▶ [EXERCISE GOAL] Find the lines of data that contain the string "tamoxifen", then list them.

▶ [MATERIAL FOR THE TASK]
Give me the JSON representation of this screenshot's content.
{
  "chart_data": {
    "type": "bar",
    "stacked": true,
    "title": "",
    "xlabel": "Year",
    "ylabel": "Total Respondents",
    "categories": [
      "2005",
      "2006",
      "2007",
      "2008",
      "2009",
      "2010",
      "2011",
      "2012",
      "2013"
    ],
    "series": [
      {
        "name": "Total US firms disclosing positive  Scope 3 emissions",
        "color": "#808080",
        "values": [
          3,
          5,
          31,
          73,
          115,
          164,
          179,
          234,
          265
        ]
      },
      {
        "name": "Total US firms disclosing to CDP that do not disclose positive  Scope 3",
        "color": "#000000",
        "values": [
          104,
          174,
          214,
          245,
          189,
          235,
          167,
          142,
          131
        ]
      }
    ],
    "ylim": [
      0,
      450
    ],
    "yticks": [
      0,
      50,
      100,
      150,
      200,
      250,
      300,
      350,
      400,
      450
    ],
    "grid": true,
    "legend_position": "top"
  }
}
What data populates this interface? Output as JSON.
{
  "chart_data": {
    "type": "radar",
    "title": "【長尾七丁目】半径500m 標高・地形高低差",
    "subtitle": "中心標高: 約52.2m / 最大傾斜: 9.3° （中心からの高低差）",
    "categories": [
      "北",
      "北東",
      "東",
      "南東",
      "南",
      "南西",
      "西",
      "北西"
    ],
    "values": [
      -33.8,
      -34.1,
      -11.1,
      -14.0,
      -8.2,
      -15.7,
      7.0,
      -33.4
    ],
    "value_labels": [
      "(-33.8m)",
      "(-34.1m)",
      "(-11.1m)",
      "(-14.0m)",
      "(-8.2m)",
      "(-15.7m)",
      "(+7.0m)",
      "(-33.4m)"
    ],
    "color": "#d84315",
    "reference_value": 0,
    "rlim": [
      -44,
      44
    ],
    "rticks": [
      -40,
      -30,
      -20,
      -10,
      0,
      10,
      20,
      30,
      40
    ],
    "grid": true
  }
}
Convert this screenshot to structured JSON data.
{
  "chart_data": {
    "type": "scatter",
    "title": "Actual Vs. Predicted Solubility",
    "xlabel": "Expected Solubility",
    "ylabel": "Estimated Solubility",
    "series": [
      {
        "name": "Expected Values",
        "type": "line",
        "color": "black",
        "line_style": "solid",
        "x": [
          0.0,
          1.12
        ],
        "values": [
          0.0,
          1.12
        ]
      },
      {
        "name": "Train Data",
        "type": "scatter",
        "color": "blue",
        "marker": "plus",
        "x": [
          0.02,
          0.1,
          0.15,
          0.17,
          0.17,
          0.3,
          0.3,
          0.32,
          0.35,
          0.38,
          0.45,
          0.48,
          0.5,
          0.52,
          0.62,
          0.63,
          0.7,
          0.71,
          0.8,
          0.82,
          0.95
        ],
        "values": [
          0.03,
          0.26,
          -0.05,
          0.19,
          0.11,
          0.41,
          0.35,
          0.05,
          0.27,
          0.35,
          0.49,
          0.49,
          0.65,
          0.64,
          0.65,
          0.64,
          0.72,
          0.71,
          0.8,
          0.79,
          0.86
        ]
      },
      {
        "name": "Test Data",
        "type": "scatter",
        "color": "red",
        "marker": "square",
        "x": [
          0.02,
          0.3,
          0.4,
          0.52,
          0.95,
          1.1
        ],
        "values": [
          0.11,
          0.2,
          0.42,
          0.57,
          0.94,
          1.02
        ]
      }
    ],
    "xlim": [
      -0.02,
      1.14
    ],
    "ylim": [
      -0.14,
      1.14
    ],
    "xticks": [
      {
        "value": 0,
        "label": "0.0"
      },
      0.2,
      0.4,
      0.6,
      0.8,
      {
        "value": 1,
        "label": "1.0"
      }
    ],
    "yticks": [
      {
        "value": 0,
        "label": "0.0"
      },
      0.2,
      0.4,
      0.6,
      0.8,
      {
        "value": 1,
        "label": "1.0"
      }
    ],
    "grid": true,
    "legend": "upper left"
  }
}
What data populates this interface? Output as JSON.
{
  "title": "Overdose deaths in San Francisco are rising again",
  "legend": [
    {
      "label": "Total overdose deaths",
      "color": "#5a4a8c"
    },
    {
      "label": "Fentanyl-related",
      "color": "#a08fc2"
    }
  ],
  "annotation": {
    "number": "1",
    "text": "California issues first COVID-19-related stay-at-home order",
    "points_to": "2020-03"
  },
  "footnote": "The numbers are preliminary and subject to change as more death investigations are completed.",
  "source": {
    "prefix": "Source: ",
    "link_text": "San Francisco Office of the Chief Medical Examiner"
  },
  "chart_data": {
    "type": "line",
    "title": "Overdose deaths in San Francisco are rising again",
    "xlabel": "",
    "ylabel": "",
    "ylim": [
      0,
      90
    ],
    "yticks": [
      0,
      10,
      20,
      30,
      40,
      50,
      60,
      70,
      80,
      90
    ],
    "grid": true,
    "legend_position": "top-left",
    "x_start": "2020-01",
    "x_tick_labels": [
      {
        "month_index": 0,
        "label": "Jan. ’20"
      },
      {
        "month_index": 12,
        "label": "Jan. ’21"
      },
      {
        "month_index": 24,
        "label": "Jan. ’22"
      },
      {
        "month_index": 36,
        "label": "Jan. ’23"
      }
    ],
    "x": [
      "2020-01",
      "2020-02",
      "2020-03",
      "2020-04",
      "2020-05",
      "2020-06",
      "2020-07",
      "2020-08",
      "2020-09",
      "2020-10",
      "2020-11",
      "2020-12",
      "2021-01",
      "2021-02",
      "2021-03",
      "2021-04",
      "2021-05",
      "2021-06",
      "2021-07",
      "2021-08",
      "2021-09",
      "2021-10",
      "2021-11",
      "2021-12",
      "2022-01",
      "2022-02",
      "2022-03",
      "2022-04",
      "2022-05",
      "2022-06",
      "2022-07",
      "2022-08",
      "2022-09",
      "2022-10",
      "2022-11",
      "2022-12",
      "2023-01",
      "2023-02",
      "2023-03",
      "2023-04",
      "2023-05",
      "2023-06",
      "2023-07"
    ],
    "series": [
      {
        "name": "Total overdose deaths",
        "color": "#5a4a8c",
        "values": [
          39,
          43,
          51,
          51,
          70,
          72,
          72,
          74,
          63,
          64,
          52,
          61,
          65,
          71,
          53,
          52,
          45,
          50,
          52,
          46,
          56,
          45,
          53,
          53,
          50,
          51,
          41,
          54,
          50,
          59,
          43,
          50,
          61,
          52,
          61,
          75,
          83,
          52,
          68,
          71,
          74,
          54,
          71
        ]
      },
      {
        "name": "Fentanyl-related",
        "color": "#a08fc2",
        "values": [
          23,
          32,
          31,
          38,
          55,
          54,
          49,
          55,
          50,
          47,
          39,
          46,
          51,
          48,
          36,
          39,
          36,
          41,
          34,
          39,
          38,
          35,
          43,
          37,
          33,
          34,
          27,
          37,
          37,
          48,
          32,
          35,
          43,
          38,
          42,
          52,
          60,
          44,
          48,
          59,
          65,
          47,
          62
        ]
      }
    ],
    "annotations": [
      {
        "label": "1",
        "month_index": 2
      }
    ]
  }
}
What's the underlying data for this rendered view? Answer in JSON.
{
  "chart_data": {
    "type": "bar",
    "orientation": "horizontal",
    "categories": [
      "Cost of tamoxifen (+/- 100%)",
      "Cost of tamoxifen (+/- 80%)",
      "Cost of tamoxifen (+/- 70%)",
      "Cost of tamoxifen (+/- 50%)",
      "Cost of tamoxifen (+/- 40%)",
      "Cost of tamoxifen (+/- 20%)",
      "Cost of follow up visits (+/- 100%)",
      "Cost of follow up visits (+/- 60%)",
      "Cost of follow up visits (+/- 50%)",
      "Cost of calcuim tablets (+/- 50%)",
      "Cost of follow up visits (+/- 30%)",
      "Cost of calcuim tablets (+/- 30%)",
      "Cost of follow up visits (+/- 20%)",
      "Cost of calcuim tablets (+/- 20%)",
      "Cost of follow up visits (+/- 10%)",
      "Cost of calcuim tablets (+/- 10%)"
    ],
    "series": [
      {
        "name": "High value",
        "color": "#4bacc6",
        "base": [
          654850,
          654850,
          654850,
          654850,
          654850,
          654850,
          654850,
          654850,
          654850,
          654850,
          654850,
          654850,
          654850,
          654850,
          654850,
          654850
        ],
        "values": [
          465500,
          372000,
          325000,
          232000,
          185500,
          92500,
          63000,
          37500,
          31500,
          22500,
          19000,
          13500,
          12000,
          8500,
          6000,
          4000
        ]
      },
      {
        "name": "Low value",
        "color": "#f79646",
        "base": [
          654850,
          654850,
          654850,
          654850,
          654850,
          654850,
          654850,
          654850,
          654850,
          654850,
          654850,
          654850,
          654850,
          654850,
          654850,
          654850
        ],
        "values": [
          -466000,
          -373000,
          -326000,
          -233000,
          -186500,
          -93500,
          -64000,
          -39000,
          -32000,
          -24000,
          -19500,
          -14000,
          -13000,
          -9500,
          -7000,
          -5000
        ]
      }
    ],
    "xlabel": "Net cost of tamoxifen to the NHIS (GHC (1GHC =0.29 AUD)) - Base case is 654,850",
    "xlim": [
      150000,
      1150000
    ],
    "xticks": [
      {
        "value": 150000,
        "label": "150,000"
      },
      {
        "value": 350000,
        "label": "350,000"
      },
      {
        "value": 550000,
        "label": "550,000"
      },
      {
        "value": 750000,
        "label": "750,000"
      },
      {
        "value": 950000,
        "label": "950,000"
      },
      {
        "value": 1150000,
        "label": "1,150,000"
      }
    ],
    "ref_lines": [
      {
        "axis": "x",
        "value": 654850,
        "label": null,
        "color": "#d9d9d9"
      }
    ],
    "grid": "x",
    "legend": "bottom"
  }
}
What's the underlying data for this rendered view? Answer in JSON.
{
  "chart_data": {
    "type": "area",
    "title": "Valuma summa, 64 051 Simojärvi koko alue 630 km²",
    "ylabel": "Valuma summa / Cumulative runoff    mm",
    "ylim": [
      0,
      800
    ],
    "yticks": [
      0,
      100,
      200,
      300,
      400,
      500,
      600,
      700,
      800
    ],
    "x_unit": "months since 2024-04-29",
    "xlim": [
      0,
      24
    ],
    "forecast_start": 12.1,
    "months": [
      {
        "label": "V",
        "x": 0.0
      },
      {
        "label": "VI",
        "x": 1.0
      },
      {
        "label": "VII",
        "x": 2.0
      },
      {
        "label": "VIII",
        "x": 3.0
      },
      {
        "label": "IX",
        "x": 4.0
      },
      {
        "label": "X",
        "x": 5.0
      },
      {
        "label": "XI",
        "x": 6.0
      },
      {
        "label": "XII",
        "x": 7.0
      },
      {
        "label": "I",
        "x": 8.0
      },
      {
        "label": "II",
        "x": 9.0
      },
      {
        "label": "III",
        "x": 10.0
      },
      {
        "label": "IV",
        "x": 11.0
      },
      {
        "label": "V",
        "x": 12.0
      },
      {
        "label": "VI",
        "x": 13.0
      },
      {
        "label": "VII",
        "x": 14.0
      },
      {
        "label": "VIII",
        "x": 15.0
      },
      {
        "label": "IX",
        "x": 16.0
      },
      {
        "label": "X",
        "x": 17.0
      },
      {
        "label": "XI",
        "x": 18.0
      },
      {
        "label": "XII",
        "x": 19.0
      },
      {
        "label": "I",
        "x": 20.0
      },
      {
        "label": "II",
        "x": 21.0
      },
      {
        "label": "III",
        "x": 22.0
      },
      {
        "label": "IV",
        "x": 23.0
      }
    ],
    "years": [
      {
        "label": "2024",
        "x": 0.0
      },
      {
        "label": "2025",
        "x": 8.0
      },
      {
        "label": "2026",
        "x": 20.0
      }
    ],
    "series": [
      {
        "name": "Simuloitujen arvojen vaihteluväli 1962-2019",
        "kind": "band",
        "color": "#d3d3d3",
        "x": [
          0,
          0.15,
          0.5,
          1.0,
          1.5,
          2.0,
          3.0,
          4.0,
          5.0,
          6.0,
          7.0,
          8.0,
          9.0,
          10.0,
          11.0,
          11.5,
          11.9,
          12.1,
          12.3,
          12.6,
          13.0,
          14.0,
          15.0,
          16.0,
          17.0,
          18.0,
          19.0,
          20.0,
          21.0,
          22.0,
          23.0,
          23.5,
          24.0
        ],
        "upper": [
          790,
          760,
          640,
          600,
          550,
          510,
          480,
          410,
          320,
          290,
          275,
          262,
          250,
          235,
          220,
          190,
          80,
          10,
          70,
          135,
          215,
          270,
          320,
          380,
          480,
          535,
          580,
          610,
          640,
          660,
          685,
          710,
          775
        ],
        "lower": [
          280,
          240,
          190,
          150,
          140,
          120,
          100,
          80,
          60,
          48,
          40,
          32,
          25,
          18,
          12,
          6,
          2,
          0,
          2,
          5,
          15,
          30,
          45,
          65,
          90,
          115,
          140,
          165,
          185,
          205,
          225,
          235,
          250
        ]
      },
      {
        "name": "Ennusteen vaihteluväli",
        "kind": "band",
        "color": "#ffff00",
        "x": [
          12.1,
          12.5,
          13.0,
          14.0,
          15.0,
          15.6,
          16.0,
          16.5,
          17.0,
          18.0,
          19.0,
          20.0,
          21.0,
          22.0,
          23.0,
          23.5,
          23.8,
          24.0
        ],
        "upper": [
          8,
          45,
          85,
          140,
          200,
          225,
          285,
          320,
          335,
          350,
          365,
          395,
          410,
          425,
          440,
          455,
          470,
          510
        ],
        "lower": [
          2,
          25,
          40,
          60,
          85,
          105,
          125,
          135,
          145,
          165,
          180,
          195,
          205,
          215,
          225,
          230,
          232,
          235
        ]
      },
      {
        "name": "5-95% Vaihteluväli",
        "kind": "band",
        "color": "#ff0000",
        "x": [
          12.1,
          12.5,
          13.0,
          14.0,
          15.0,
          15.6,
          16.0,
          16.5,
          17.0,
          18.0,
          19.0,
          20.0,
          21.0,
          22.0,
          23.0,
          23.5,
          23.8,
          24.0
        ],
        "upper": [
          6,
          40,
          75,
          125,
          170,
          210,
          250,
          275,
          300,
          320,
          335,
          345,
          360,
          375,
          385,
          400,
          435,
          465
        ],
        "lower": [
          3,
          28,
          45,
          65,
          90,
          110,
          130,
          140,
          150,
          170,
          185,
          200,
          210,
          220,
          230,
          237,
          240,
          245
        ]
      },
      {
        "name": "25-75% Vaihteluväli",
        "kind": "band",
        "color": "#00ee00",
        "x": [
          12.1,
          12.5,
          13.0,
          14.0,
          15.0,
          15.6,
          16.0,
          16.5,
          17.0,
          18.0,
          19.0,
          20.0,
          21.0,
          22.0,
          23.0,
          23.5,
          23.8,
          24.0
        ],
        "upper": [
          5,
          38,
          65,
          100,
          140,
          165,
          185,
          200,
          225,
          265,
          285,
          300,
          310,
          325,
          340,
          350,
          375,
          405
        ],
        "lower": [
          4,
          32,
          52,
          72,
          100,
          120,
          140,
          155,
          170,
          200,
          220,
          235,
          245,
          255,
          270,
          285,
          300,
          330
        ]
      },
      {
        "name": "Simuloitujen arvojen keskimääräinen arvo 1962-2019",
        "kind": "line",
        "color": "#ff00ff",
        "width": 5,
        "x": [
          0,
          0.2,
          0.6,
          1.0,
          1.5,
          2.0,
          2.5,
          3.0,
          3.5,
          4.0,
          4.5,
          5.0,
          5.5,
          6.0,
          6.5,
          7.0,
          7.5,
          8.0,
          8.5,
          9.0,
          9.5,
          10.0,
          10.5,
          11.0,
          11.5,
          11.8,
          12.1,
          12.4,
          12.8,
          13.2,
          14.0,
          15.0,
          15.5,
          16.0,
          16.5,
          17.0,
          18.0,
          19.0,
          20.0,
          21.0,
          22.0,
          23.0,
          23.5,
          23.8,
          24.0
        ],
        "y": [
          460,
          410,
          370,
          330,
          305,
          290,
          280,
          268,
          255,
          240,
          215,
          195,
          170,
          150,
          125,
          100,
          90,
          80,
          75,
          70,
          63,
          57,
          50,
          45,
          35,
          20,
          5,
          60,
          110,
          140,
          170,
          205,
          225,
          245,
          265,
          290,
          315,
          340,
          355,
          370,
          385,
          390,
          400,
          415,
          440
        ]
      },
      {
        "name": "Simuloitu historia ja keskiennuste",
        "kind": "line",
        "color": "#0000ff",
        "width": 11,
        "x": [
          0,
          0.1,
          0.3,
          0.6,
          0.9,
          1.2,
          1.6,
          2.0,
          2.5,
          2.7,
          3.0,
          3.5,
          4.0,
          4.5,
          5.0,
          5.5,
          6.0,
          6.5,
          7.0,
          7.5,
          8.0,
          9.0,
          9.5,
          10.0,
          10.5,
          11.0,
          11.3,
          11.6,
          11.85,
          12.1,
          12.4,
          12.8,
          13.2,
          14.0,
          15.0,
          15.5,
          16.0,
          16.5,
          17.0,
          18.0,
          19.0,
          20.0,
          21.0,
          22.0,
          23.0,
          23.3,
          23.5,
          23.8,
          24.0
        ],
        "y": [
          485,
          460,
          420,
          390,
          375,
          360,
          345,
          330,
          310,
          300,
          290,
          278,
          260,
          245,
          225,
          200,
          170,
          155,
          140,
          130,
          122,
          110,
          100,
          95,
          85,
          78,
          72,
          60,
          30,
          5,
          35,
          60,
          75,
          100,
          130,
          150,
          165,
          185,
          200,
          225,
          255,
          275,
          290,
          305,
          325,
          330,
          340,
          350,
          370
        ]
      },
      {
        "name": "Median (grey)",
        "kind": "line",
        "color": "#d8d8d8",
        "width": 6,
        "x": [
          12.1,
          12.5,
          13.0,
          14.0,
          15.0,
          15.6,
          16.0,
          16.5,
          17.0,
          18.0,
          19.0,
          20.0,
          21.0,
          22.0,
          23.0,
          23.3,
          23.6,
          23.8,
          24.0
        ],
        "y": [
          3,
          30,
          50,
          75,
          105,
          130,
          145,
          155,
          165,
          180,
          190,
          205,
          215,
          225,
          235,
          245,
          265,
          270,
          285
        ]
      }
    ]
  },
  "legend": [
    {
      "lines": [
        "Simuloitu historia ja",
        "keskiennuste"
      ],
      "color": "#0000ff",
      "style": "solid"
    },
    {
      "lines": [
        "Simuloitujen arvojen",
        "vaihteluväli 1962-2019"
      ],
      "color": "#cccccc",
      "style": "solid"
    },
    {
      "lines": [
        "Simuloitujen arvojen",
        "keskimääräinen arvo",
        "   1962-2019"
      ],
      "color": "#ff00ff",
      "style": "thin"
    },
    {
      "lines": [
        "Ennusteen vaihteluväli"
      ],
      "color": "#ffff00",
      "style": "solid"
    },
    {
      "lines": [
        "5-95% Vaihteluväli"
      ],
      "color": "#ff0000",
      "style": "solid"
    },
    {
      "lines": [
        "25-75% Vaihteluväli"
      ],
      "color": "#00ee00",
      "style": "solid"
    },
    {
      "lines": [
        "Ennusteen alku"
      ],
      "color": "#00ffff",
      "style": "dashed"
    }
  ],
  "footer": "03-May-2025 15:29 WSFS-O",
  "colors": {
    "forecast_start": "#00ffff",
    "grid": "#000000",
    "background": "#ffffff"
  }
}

▶ [RESPONSE TO THE EXERCISE]
      "Cost of tamoxifen (+/- 100%)",
      "Cost of tamoxifen (+/- 80%)",
      "Cost of tamoxifen (+/- 70%)",
      "Cost of tamoxifen (+/- 50%)",
      "Cost of tamoxifen (+/- 40%)",
      "Cost of tamoxifen (+/- 20%)",
    "xlabel": "Net cost of tamoxifen to the NHIS (GHC (1GHC =0.29 AUD)) - Base case is 654,850",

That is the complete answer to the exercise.